*Instruction*
Starting at the line that contains "Extract all readable text from this page.", write out each line through the end of the data below, exactly as it stands. Skip any pictures.

*Data supplied*
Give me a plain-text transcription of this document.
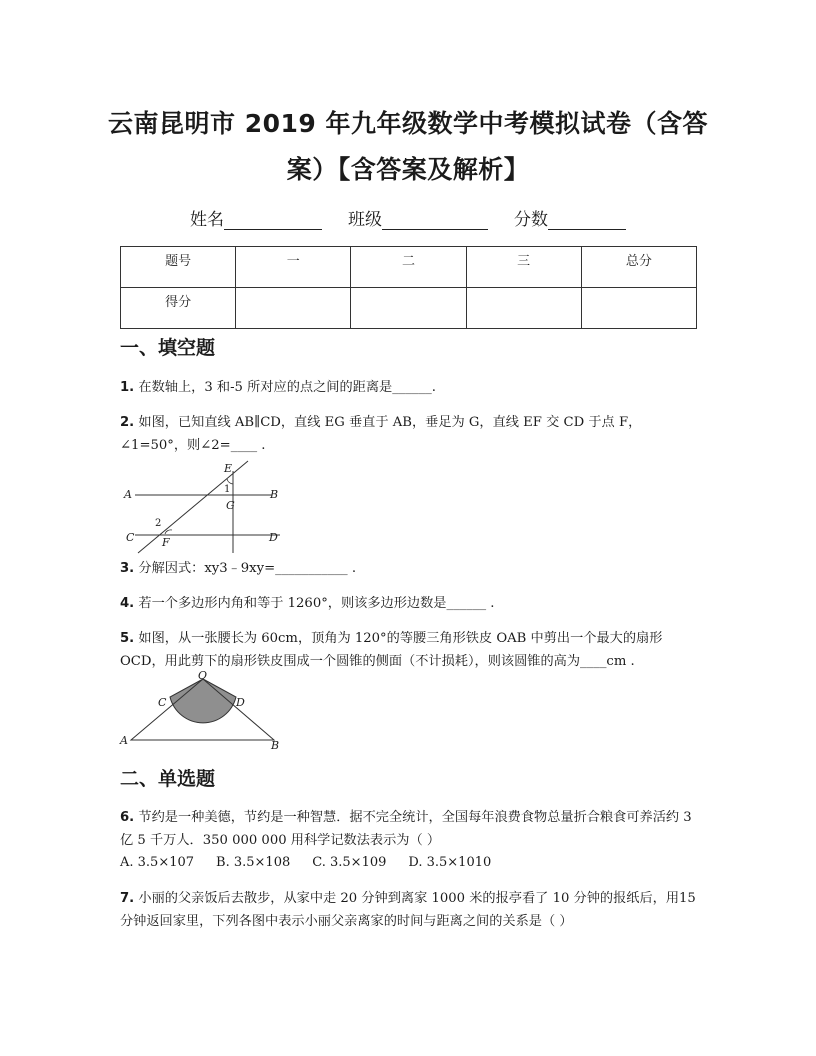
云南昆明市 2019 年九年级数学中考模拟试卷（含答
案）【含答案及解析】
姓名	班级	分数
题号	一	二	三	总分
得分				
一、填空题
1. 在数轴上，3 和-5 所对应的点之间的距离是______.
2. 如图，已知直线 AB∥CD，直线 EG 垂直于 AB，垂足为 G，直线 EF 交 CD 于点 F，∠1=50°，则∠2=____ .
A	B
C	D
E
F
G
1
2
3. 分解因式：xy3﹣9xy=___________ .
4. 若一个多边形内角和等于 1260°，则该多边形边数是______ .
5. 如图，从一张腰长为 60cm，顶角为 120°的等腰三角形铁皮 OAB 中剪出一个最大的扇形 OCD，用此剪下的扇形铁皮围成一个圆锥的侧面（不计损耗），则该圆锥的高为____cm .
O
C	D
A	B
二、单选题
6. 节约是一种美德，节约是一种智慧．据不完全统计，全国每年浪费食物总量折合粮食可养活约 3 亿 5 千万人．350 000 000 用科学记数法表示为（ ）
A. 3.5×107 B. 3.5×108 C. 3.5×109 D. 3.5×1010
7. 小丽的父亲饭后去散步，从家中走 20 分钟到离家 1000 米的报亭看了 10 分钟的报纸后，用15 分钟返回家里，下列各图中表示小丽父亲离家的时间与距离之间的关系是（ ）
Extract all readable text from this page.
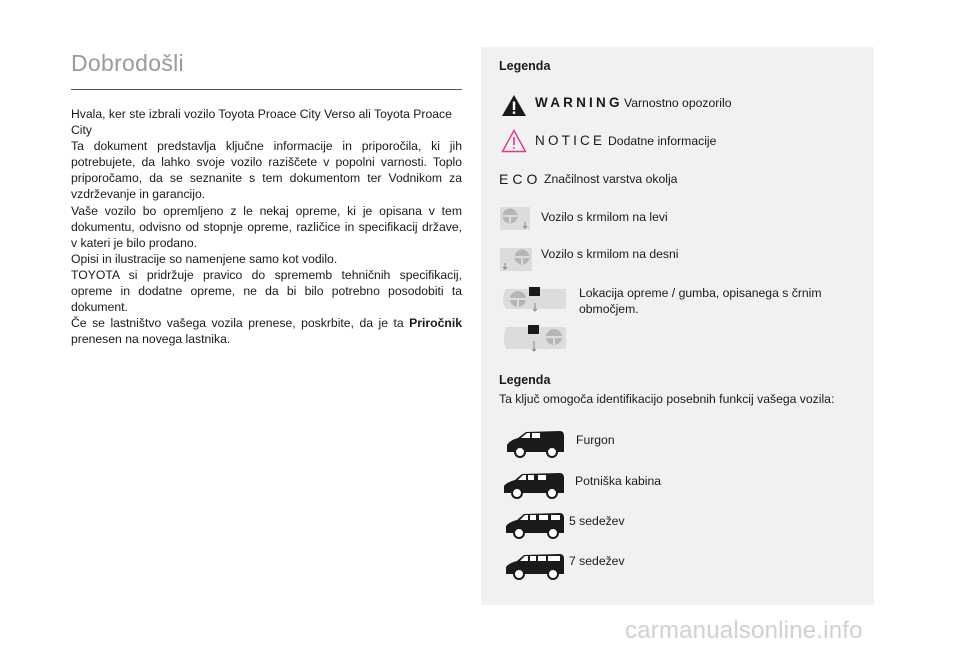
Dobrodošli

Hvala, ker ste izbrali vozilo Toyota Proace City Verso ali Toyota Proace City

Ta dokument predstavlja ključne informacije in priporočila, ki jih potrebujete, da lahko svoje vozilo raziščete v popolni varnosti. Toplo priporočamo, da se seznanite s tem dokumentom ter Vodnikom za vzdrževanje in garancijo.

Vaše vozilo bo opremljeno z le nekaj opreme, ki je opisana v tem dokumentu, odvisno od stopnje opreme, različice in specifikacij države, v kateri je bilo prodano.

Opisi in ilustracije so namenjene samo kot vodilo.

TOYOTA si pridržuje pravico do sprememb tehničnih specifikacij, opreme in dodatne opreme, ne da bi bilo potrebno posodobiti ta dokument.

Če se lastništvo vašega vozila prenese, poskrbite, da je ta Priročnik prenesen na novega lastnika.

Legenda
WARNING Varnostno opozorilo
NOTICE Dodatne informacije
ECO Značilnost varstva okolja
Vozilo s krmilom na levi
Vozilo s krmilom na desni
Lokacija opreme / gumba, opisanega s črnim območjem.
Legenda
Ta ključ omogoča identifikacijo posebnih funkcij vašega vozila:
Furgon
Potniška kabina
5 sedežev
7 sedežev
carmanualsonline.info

*Solution to this exercise*
Extract all readable text from this page.
Dobrodošli

Hvala, ker ste izbrali vozilo Toyota Proace City Verso ali Toyota Proace City

Ta dokument predstavlja ključne informacije in priporočila, ki jih potrebujete, da lahko svoje vozilo raziščete v popolni varnosti. Toplo priporočamo, da se seznanite s tem dokumentom ter Vodnikom za vzdrževanje in garancijo.

Vaše vozilo bo opremljeno z le nekaj opreme, ki je opisana v tem dokumentu, odvisno od stopnje opreme, različice in specifikacij države, v kateri je bilo prodano.

Opisi in ilustracije so namenjene samo kot vodilo.

TOYOTA si pridržuje pravico do sprememb tehničnih specifikacij, opreme in dodatne opreme, ne da bi bilo potrebno posodobiti ta dokument.

Če se lastništvo vašega vozila prenese, poskrbite, da je ta Priročnik prenesen na novega lastnika.

Legenda
WARNING Varnostno opozorilo
NOTICE Dodatne informacije
ECO Značilnost varstva okolja
Vozilo s krmilom na levi
Vozilo s krmilom na desni
Lokacija opreme / gumba, opisanega s črnim območjem.
Legenda
Ta ključ omogoča identifikacijo posebnih funkcij vašega vozila:
Furgon
Potniška kabina
5 sedežev
7 sedežev
carmanualsonline.info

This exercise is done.